▸ AIM: In the records below, find each line with the word "JSON" and copy it.

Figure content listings
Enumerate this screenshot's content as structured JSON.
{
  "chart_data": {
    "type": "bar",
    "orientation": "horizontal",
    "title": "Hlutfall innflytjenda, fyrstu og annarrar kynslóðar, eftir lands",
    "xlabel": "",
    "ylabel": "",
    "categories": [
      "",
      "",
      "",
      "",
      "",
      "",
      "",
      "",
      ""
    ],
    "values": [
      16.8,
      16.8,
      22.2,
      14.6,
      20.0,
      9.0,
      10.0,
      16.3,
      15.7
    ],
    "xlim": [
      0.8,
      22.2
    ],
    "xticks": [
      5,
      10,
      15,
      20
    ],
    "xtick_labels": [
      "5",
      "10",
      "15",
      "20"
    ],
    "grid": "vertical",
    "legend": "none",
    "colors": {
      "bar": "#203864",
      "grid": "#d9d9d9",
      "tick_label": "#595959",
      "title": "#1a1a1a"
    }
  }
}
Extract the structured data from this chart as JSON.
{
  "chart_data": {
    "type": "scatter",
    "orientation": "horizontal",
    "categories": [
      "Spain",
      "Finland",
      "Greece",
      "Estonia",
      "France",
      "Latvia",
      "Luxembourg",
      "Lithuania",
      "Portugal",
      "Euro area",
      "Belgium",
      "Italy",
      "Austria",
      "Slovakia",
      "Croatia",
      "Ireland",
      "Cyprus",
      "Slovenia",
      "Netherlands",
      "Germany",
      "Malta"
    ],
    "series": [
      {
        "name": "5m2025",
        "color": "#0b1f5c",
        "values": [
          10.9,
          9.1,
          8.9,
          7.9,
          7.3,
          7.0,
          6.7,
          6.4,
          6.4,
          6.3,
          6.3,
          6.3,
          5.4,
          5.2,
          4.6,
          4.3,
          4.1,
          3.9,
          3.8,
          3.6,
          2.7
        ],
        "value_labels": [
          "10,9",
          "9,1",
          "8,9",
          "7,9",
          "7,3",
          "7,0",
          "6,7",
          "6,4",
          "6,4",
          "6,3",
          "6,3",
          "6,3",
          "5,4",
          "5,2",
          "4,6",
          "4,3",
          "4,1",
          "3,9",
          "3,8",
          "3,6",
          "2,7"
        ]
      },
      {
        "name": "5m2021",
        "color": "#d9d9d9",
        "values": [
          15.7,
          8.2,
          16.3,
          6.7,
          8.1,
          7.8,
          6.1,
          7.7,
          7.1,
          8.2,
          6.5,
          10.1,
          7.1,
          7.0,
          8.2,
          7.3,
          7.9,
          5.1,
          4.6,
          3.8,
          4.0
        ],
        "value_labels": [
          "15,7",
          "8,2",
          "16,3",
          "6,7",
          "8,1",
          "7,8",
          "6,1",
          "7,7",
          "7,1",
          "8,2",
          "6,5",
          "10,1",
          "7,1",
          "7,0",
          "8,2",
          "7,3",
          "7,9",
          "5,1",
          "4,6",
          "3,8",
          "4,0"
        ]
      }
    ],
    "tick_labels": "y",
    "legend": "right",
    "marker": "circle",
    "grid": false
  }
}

▸ WORKED SOLUTION:
Enumerate this screenshot's content as structured JSON.
Extract the structured data from this chart as JSON.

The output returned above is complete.